• Challenge
Look through the records below and collect all lines that hold the string "hint".

• Task material
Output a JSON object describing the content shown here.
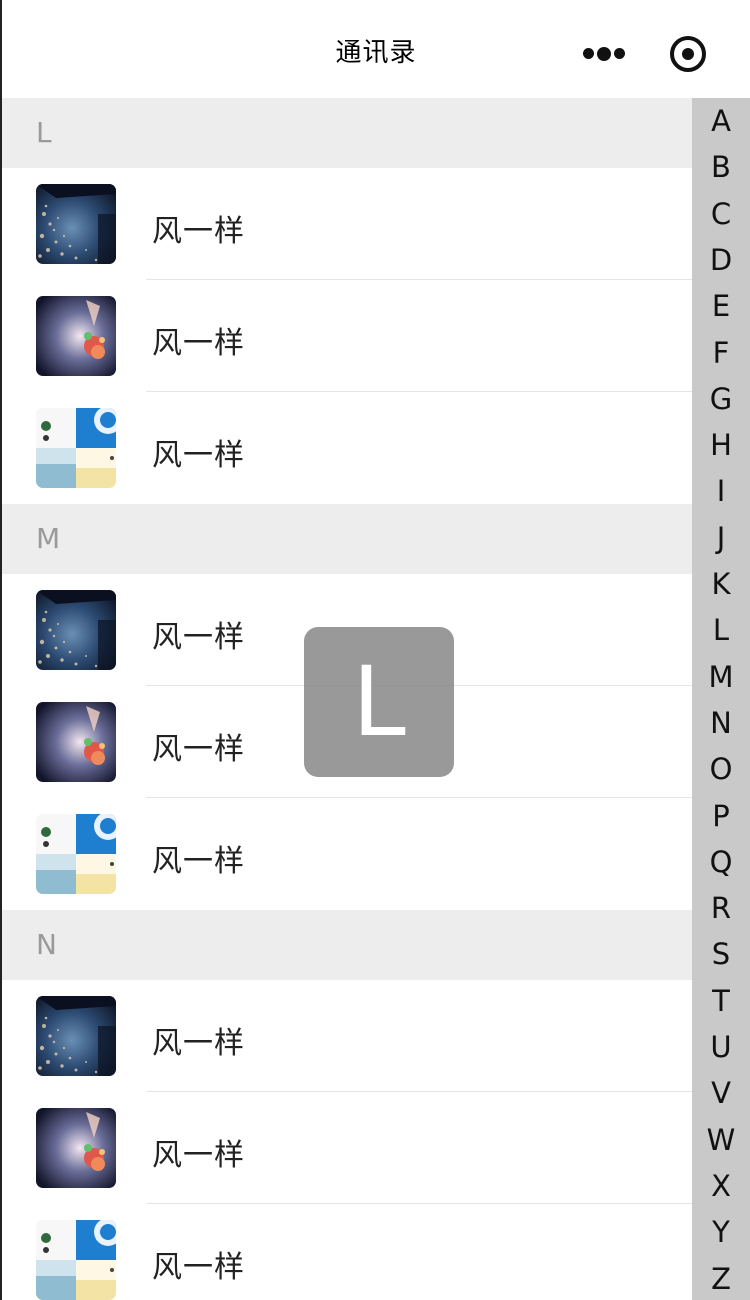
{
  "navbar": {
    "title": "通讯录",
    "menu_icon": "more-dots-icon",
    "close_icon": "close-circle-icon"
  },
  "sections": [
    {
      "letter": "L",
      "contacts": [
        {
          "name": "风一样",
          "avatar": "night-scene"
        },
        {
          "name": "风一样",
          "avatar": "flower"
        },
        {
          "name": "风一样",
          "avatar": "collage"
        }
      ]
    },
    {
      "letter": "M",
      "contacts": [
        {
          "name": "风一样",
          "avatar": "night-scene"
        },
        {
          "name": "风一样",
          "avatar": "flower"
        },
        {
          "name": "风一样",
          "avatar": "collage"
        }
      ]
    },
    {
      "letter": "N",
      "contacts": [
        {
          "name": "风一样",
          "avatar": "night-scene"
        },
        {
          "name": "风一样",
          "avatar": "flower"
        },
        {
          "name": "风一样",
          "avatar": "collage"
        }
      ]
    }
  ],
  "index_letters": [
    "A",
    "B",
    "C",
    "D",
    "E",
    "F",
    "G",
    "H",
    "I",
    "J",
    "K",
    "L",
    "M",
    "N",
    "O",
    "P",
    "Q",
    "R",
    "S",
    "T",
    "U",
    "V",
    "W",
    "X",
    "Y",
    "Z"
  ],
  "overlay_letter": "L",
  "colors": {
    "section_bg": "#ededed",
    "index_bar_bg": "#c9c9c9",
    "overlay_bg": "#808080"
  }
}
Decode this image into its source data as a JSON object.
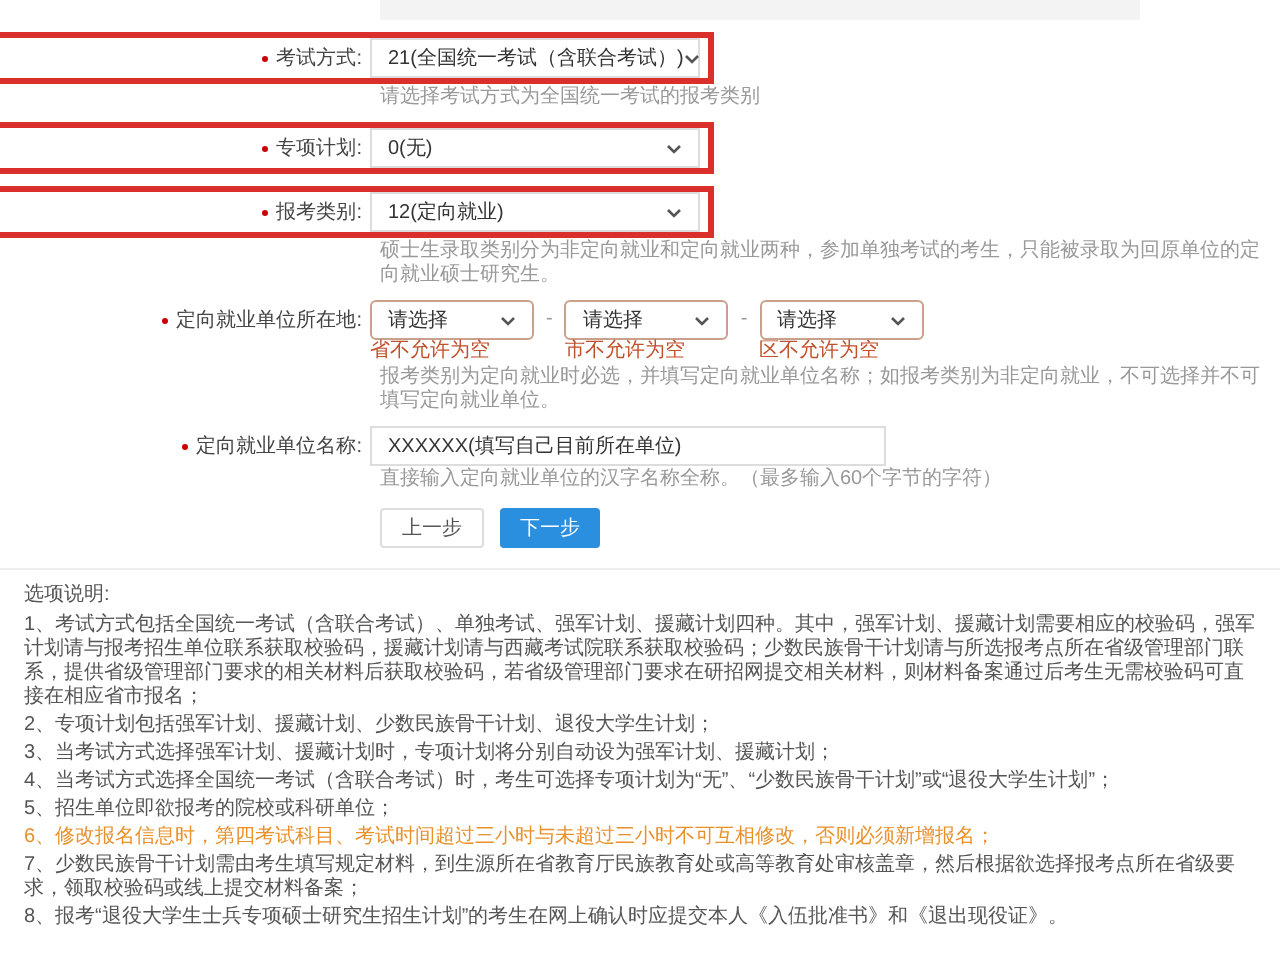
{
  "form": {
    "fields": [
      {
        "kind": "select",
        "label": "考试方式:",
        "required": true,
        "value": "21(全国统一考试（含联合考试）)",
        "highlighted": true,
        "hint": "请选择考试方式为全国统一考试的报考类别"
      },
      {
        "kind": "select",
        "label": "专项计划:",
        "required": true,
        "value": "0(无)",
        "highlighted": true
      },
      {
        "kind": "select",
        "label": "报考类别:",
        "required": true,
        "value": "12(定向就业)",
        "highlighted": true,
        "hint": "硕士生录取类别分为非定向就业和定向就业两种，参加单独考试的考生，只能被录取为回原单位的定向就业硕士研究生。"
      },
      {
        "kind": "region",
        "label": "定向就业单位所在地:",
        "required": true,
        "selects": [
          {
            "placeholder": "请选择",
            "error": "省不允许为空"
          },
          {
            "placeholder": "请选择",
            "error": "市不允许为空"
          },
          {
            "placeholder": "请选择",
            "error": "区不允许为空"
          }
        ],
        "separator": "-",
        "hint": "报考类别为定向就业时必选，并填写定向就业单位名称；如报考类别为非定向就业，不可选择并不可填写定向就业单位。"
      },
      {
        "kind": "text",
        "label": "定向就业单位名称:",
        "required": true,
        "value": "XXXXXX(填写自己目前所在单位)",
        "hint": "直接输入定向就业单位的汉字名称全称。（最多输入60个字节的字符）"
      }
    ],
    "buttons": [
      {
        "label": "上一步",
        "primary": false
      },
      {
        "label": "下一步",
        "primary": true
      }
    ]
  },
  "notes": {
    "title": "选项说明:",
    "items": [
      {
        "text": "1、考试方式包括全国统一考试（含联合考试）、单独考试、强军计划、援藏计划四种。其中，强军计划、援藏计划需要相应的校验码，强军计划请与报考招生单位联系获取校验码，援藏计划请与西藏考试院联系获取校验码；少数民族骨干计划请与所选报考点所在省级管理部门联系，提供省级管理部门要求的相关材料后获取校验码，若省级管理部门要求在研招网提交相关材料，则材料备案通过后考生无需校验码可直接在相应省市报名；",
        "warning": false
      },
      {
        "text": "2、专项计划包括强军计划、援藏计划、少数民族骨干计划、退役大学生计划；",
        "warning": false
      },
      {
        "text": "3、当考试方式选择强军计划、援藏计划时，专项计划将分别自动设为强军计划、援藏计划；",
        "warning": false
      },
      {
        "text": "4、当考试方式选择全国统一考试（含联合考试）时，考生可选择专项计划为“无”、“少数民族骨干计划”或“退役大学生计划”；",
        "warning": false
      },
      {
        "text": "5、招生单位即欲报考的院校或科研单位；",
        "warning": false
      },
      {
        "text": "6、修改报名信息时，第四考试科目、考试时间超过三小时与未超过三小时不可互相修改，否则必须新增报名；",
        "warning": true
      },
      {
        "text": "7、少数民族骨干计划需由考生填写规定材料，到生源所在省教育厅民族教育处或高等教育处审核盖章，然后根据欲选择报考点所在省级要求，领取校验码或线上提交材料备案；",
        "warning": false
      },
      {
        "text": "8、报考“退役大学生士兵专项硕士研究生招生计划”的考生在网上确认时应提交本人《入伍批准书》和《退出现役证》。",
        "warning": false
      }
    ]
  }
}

--

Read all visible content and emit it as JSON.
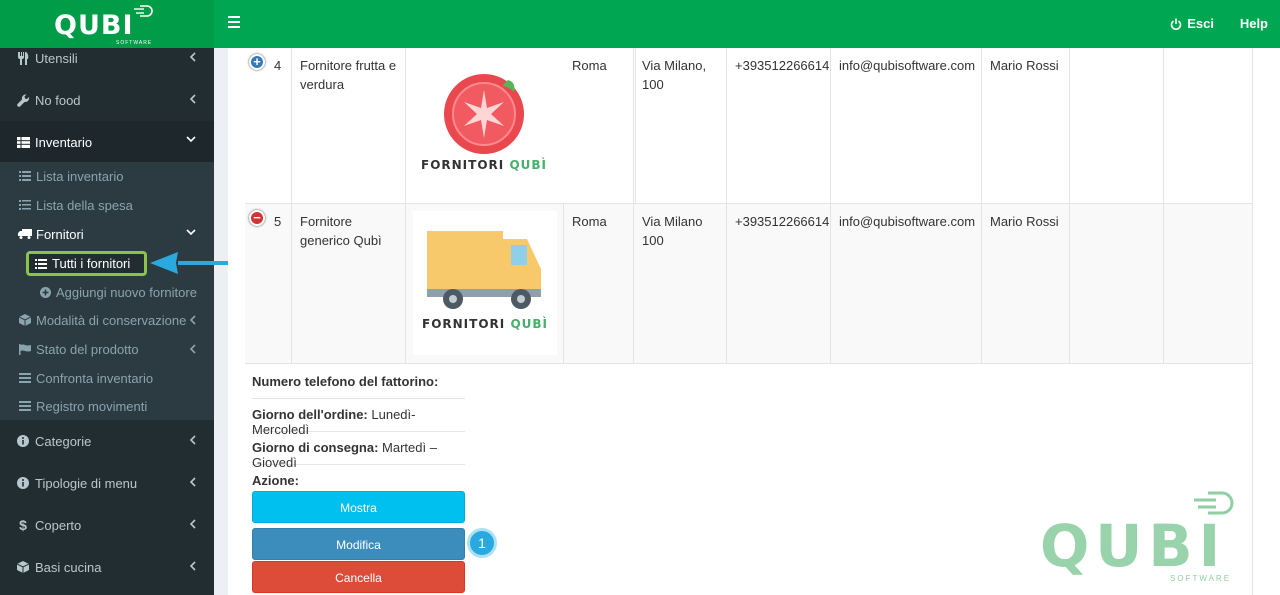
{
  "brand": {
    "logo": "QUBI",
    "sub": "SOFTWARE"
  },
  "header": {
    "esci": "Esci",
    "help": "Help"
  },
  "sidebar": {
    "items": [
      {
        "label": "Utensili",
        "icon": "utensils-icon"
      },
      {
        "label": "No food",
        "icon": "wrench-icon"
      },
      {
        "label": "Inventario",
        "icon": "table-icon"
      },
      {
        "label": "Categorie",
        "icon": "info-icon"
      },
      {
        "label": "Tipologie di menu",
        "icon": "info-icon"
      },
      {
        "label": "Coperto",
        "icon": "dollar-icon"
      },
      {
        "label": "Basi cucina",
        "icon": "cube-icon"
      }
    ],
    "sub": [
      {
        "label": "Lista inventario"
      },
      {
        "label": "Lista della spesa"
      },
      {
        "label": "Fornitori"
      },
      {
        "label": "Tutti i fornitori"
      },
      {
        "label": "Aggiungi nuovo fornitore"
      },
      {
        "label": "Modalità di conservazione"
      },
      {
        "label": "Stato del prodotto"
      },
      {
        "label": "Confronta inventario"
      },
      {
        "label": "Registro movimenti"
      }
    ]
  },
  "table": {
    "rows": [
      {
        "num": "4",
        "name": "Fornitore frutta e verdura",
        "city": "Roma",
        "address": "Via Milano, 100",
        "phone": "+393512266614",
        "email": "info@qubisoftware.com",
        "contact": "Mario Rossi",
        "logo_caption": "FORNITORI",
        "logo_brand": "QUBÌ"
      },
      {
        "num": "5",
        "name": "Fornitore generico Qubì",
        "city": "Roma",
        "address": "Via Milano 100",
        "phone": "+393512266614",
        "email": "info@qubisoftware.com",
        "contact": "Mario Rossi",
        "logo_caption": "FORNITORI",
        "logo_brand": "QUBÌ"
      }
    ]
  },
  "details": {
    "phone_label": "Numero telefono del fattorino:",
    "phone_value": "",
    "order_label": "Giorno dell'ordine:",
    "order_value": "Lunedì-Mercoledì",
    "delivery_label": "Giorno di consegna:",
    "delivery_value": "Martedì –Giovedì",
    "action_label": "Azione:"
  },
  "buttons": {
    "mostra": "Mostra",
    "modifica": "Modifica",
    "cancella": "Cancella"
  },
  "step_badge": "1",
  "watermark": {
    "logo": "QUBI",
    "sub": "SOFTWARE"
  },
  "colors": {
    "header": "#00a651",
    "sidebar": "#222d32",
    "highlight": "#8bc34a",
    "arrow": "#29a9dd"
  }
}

• Reply
        "hint": "请选择考试方式为全国统一考试的报考类别"
        "hint": "硕士生录取类别分为非定向就业和定向就业两种，参加单独考试的考生，只能被录取为回原单位的定向就业硕士研究生。"
        "hint": "报考类别为定向就业时必选，并填写定向就业单位名称；如报考类别为非定向就业，不可选择并不可填写定向就业单位。"
        "hint": "直接输入定向就业单位的汉字名称全称。（最多输入60个字节的字符）"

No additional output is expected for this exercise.